-- Data records --
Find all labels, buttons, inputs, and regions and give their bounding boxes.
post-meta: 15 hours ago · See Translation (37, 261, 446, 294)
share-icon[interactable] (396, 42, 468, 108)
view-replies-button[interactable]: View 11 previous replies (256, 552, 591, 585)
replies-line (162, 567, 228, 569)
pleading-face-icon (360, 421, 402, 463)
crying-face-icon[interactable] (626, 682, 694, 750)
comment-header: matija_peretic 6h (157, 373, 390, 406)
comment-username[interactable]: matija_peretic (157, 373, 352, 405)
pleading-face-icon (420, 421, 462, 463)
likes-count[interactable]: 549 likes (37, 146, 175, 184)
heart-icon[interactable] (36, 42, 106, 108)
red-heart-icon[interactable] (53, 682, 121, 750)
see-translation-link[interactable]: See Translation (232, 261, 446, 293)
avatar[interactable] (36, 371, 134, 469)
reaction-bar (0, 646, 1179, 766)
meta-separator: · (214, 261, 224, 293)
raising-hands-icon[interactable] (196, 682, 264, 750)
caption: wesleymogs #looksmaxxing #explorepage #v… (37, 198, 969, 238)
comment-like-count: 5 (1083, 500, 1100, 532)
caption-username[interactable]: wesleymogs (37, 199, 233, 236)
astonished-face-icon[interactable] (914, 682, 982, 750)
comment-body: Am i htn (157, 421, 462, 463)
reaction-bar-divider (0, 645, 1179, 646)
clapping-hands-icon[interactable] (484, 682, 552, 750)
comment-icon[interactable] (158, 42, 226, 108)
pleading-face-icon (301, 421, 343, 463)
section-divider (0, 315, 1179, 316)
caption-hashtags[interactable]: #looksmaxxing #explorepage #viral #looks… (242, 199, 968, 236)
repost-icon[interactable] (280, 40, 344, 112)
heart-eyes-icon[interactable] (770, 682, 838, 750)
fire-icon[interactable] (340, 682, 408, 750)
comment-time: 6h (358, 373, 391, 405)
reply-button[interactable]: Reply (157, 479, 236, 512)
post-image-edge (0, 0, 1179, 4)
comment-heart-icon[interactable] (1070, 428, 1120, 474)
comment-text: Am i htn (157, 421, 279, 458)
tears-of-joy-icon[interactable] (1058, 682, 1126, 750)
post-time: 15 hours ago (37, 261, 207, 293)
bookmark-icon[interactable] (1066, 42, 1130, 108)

-- What the task requires --
Produce an exact copy of every entry above.

-- Completed exercise --
Find all labels, buttons, inputs, and regions and give their bounding boxes.
post-meta: 15 hours ago · See Translation (37, 261, 446, 294)
share-icon[interactable] (396, 42, 468, 108)
view-replies-button[interactable]: View 11 previous replies (256, 552, 591, 585)
replies-line (162, 567, 228, 569)
pleading-face-icon (360, 421, 402, 463)
crying-face-icon[interactable] (626, 682, 694, 750)
comment-header: matija_peretic 6h (157, 373, 390, 406)
comment-username[interactable]: matija_peretic (157, 373, 352, 405)
pleading-face-icon (420, 421, 462, 463)
likes-count[interactable]: 549 likes (37, 146, 175, 184)
heart-icon[interactable] (36, 42, 106, 108)
red-heart-icon[interactable] (53, 682, 121, 750)
see-translation-link[interactable]: See Translation (232, 261, 446, 293)
avatar[interactable] (36, 371, 134, 469)
reaction-bar (0, 646, 1179, 766)
meta-separator: · (214, 261, 224, 293)
raising-hands-icon[interactable] (196, 682, 264, 750)
caption: wesleymogs #looksmaxxing #explorepage #v… (37, 198, 969, 238)
comment-like-count: 5 (1083, 500, 1100, 532)
caption-username[interactable]: wesleymogs (37, 199, 233, 236)
astonished-face-icon[interactable] (914, 682, 982, 750)
comment-body: Am i htn (157, 421, 462, 463)
reaction-bar-divider (0, 645, 1179, 646)
clapping-hands-icon[interactable] (484, 682, 552, 750)
comment-icon[interactable] (158, 42, 226, 108)
pleading-face-icon (301, 421, 343, 463)
section-divider (0, 315, 1179, 316)
caption-hashtags[interactable]: #looksmaxxing #explorepage #viral #looks… (242, 199, 968, 236)
repost-icon[interactable] (280, 40, 344, 112)
heart-eyes-icon[interactable] (770, 682, 838, 750)
fire-icon[interactable] (340, 682, 408, 750)
comment-time: 6h (358, 373, 391, 405)
reply-button[interactable]: Reply (157, 479, 236, 512)
post-image-edge (0, 0, 1179, 4)
comment-heart-icon[interactable] (1070, 428, 1120, 474)
comment-text: Am i htn (157, 421, 279, 458)
tears-of-joy-icon[interactable] (1058, 682, 1126, 750)
post-time: 15 hours ago (37, 261, 207, 293)
bookmark-icon[interactable] (1066, 42, 1130, 108)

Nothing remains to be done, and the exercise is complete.